▶ [WHAT TO DO]:
Please transcribe the data below exactly. Leave the pictures out.

## Start SUPPLIED MATERIAL

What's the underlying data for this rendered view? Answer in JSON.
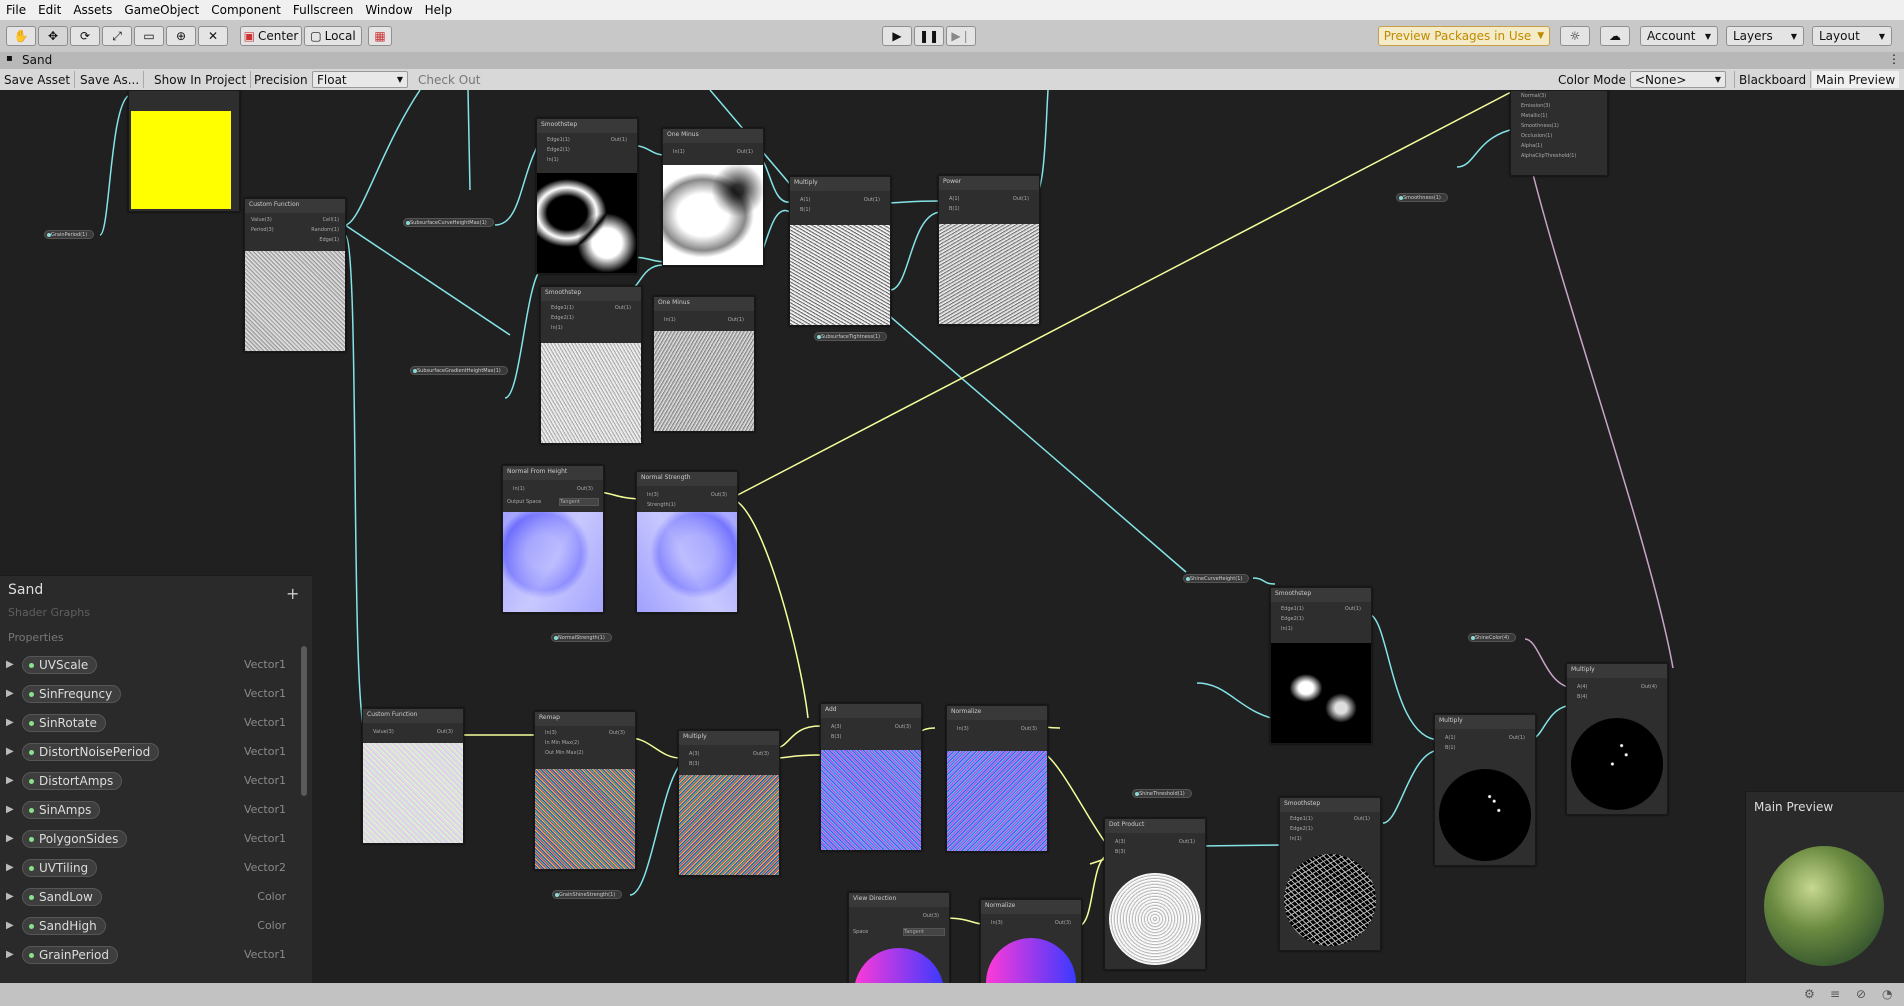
{
  "menu": [
    "File",
    "Edit",
    "Assets",
    "GameObject",
    "Component",
    "Fullscreen",
    "Window",
    "Help"
  ],
  "toolbar": {
    "center_label": "Center",
    "local_label": "Local",
    "preview_packages": "Preview Packages in Use",
    "account": "Account",
    "layers": "Layers",
    "layout": "Layout"
  },
  "tab": {
    "title": "Sand"
  },
  "graph_toolbar": {
    "save_asset": "Save Asset",
    "save_as": "Save As...",
    "show_in_project": "Show In Project",
    "precision_label": "Precision",
    "precision_value": "Float",
    "check_out": "Check Out",
    "color_mode_label": "Color Mode",
    "color_mode_value": "<None>",
    "blackboard": "Blackboard",
    "main_preview": "Main Preview"
  },
  "nodes": {
    "custom_function_1": {
      "title": "Custom Function",
      "ports": [
        "Value(3)",
        "Period(3)",
        "Cell(1)",
        "Random(1)",
        "Edge(1)"
      ]
    },
    "smoothstep_1": {
      "title": "Smoothstep",
      "ports": [
        "Edge1(1)",
        "Edge2(1)",
        "In(1)",
        "Out(1)"
      ]
    },
    "one_minus_1": {
      "title": "One Minus",
      "ports": [
        "In(1)",
        "Out(1)"
      ]
    },
    "multiply_1": {
      "title": "Multiply",
      "ports": [
        "A(1)",
        "B(1)",
        "Out(1)"
      ]
    },
    "power_1": {
      "title": "Power",
      "ports": [
        "A(1)",
        "B(1)",
        "Out(1)"
      ]
    },
    "smoothstep_2": {
      "title": "Smoothstep",
      "ports": [
        "Edge1(1)",
        "Edge2(1)",
        "In(1)",
        "Out(1)"
      ]
    },
    "one_minus_2": {
      "title": "One Minus",
      "ports": [
        "In(1)",
        "Out(1)"
      ]
    },
    "normal_from_height": {
      "title": "Normal From Height",
      "ports": [
        "In(1)",
        "Out(3)"
      ],
      "output_space_label": "Output Space",
      "output_space_value": "Tangent"
    },
    "normal_strength": {
      "title": "Normal Strength",
      "ports": [
        "In(3)",
        "Strength(1)",
        "Out(3)"
      ]
    },
    "custom_function_2": {
      "title": "Custom Function",
      "ports": [
        "Value(3)",
        "Out(3)"
      ]
    },
    "remap": {
      "title": "Remap",
      "ports": [
        "In(3)",
        "In Min Max(2)",
        "Out Min Max(2)",
        "Out(3)"
      ]
    },
    "multiply_2": {
      "title": "Multiply",
      "ports": [
        "A(3)",
        "B(3)",
        "Out(3)"
      ]
    },
    "add": {
      "title": "Add",
      "ports": [
        "A(3)",
        "B(3)",
        "Out(3)"
      ]
    },
    "normalize_1": {
      "title": "Normalize",
      "ports": [
        "In(3)",
        "Out(3)"
      ]
    },
    "view_direction": {
      "title": "View Direction",
      "ports": [
        "Out(3)"
      ],
      "space_label": "Space",
      "space_value": "Tangent"
    },
    "normalize_2": {
      "title": "Normalize",
      "ports": [
        "In(3)",
        "Out(3)"
      ]
    },
    "dot_product": {
      "title": "Dot Product",
      "ports": [
        "A(3)",
        "B(3)",
        "Out(1)"
      ]
    },
    "smoothstep_3": {
      "title": "Smoothstep",
      "ports": [
        "Edge1(1)",
        "Edge2(1)",
        "In(1)",
        "Out(1)"
      ]
    },
    "smoothstep_4": {
      "title": "Smoothstep",
      "ports": [
        "Edge1(1)",
        "Edge2(1)",
        "In(1)",
        "Out(1)"
      ]
    },
    "multiply_3": {
      "title": "Multiply",
      "ports": [
        "A(1)",
        "B(1)",
        "Out(1)"
      ]
    },
    "multiply_4": {
      "title": "Multiply",
      "ports": [
        "A(4)",
        "B(4)",
        "Out(4)"
      ]
    },
    "master": {
      "ports": [
        "Normal(3)",
        "Emission(3)",
        "Metallic(1)",
        "Smoothness(1)",
        "Occlusion(1)",
        "Alpha(1)",
        "AlphaClipThreshold(1)"
      ]
    }
  },
  "property_pills": {
    "grain_period": "GrainPeriod(1)",
    "subsurface_curve_height_max": "SubsurfaceCurveHeightMax(1)",
    "subsurface_gradient_height_max": "SubsurfaceGradientHeightMax(1)",
    "subsurface_tightness": "SubsurfaceTightness(1)",
    "normal_strength": "NormalStrength(1)",
    "grain_shine_strength": "GrainShineStrength(1)",
    "shine_curve_height": "ShineCurveHeight(1)",
    "shine_threshold": "ShineThreshold(1)",
    "shine_color": "ShineColor(4)",
    "smoothness": "Smoothness(1)"
  },
  "blackboard": {
    "title": "Sand",
    "subtitle": "Shader Graphs",
    "section": "Properties",
    "add": "+",
    "properties": [
      {
        "name": "UVScale",
        "type": "Vector1"
      },
      {
        "name": "SinFrequncy",
        "type": "Vector1"
      },
      {
        "name": "SinRotate",
        "type": "Vector1"
      },
      {
        "name": "DistortNoisePeriod",
        "type": "Vector1"
      },
      {
        "name": "DistortAmps",
        "type": "Vector1"
      },
      {
        "name": "SinAmps",
        "type": "Vector1"
      },
      {
        "name": "PolygonSides",
        "type": "Vector1"
      },
      {
        "name": "UVTiling",
        "type": "Vector2"
      },
      {
        "name": "SandLow",
        "type": "Color"
      },
      {
        "name": "SandHigh",
        "type": "Color"
      },
      {
        "name": "GrainPeriod",
        "type": "Vector1"
      }
    ]
  },
  "main_preview_panel": {
    "title": "Main Preview"
  },
  "colors": {
    "accent_yellow": "#ffff00",
    "preview_packages_text": "#c08a00",
    "wire_float": "#84e4e7",
    "wire_vector": "#f6ff9a",
    "wire_color": "#c8a4c8"
  }
}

## End SUPPLIED MATERIAL

▶ [ANSWER TO THIS EXERCISE]:
What's the underlying data for this rendered view? Answer in JSON.
{
  "menu": [
    "File",
    "Edit",
    "Assets",
    "GameObject",
    "Component",
    "Fullscreen",
    "Window",
    "Help"
  ],
  "toolbar": {
    "center_label": "Center",
    "local_label": "Local",
    "preview_packages": "Preview Packages in Use",
    "account": "Account",
    "layers": "Layers",
    "layout": "Layout"
  },
  "tab": {
    "title": "Sand"
  },
  "graph_toolbar": {
    "save_asset": "Save Asset",
    "save_as": "Save As...",
    "show_in_project": "Show In Project",
    "precision_label": "Precision",
    "precision_value": "Float",
    "check_out": "Check Out",
    "color_mode_label": "Color Mode",
    "color_mode_value": "<None>",
    "blackboard": "Blackboard",
    "main_preview": "Main Preview"
  },
  "nodes": {
    "custom_function_1": {
      "title": "Custom Function",
      "ports": [
        "Value(3)",
        "Period(3)",
        "Cell(1)",
        "Random(1)",
        "Edge(1)"
      ]
    },
    "smoothstep_1": {
      "title": "Smoothstep",
      "ports": [
        "Edge1(1)",
        "Edge2(1)",
        "In(1)",
        "Out(1)"
      ]
    },
    "one_minus_1": {
      "title": "One Minus",
      "ports": [
        "In(1)",
        "Out(1)"
      ]
    },
    "multiply_1": {
      "title": "Multiply",
      "ports": [
        "A(1)",
        "B(1)",
        "Out(1)"
      ]
    },
    "power_1": {
      "title": "Power",
      "ports": [
        "A(1)",
        "B(1)",
        "Out(1)"
      ]
    },
    "smoothstep_2": {
      "title": "Smoothstep",
      "ports": [
        "Edge1(1)",
        "Edge2(1)",
        "In(1)",
        "Out(1)"
      ]
    },
    "one_minus_2": {
      "title": "One Minus",
      "ports": [
        "In(1)",
        "Out(1)"
      ]
    },
    "normal_from_height": {
      "title": "Normal From Height",
      "ports": [
        "In(1)",
        "Out(3)"
      ],
      "output_space_label": "Output Space",
      "output_space_value": "Tangent"
    },
    "normal_strength": {
      "title": "Normal Strength",
      "ports": [
        "In(3)",
        "Strength(1)",
        "Out(3)"
      ]
    },
    "custom_function_2": {
      "title": "Custom Function",
      "ports": [
        "Value(3)",
        "Out(3)"
      ]
    },
    "remap": {
      "title": "Remap",
      "ports": [
        "In(3)",
        "In Min Max(2)",
        "Out Min Max(2)",
        "Out(3)"
      ]
    },
    "multiply_2": {
      "title": "Multiply",
      "ports": [
        "A(3)",
        "B(3)",
        "Out(3)"
      ]
    },
    "add": {
      "title": "Add",
      "ports": [
        "A(3)",
        "B(3)",
        "Out(3)"
      ]
    },
    "normalize_1": {
      "title": "Normalize",
      "ports": [
        "In(3)",
        "Out(3)"
      ]
    },
    "view_direction": {
      "title": "View Direction",
      "ports": [
        "Out(3)"
      ],
      "space_label": "Space",
      "space_value": "Tangent"
    },
    "normalize_2": {
      "title": "Normalize",
      "ports": [
        "In(3)",
        "Out(3)"
      ]
    },
    "dot_product": {
      "title": "Dot Product",
      "ports": [
        "A(3)",
        "B(3)",
        "Out(1)"
      ]
    },
    "smoothstep_3": {
      "title": "Smoothstep",
      "ports": [
        "Edge1(1)",
        "Edge2(1)",
        "In(1)",
        "Out(1)"
      ]
    },
    "smoothstep_4": {
      "title": "Smoothstep",
      "ports": [
        "Edge1(1)",
        "Edge2(1)",
        "In(1)",
        "Out(1)"
      ]
    },
    "multiply_3": {
      "title": "Multiply",
      "ports": [
        "A(1)",
        "B(1)",
        "Out(1)"
      ]
    },
    "multiply_4": {
      "title": "Multiply",
      "ports": [
        "A(4)",
        "B(4)",
        "Out(4)"
      ]
    },
    "master": {
      "ports": [
        "Normal(3)",
        "Emission(3)",
        "Metallic(1)",
        "Smoothness(1)",
        "Occlusion(1)",
        "Alpha(1)",
        "AlphaClipThreshold(1)"
      ]
    }
  },
  "property_pills": {
    "grain_period": "GrainPeriod(1)",
    "subsurface_curve_height_max": "SubsurfaceCurveHeightMax(1)",
    "subsurface_gradient_height_max": "SubsurfaceGradientHeightMax(1)",
    "subsurface_tightness": "SubsurfaceTightness(1)",
    "normal_strength": "NormalStrength(1)",
    "grain_shine_strength": "GrainShineStrength(1)",
    "shine_curve_height": "ShineCurveHeight(1)",
    "shine_threshold": "ShineThreshold(1)",
    "shine_color": "ShineColor(4)",
    "smoothness": "Smoothness(1)"
  },
  "blackboard": {
    "title": "Sand",
    "subtitle": "Shader Graphs",
    "section": "Properties",
    "add": "+",
    "properties": [
      {
        "name": "UVScale",
        "type": "Vector1"
      },
      {
        "name": "SinFrequncy",
        "type": "Vector1"
      },
      {
        "name": "SinRotate",
        "type": "Vector1"
      },
      {
        "name": "DistortNoisePeriod",
        "type": "Vector1"
      },
      {
        "name": "DistortAmps",
        "type": "Vector1"
      },
      {
        "name": "SinAmps",
        "type": "Vector1"
      },
      {
        "name": "PolygonSides",
        "type": "Vector1"
      },
      {
        "name": "UVTiling",
        "type": "Vector2"
      },
      {
        "name": "SandLow",
        "type": "Color"
      },
      {
        "name": "SandHigh",
        "type": "Color"
      },
      {
        "name": "GrainPeriod",
        "type": "Vector1"
      }
    ]
  },
  "main_preview_panel": {
    "title": "Main Preview"
  },
  "colors": {
    "accent_yellow": "#ffff00",
    "preview_packages_text": "#c08a00",
    "wire_float": "#84e4e7",
    "wire_vector": "#f6ff9a",
    "wire_color": "#c8a4c8"
  }
}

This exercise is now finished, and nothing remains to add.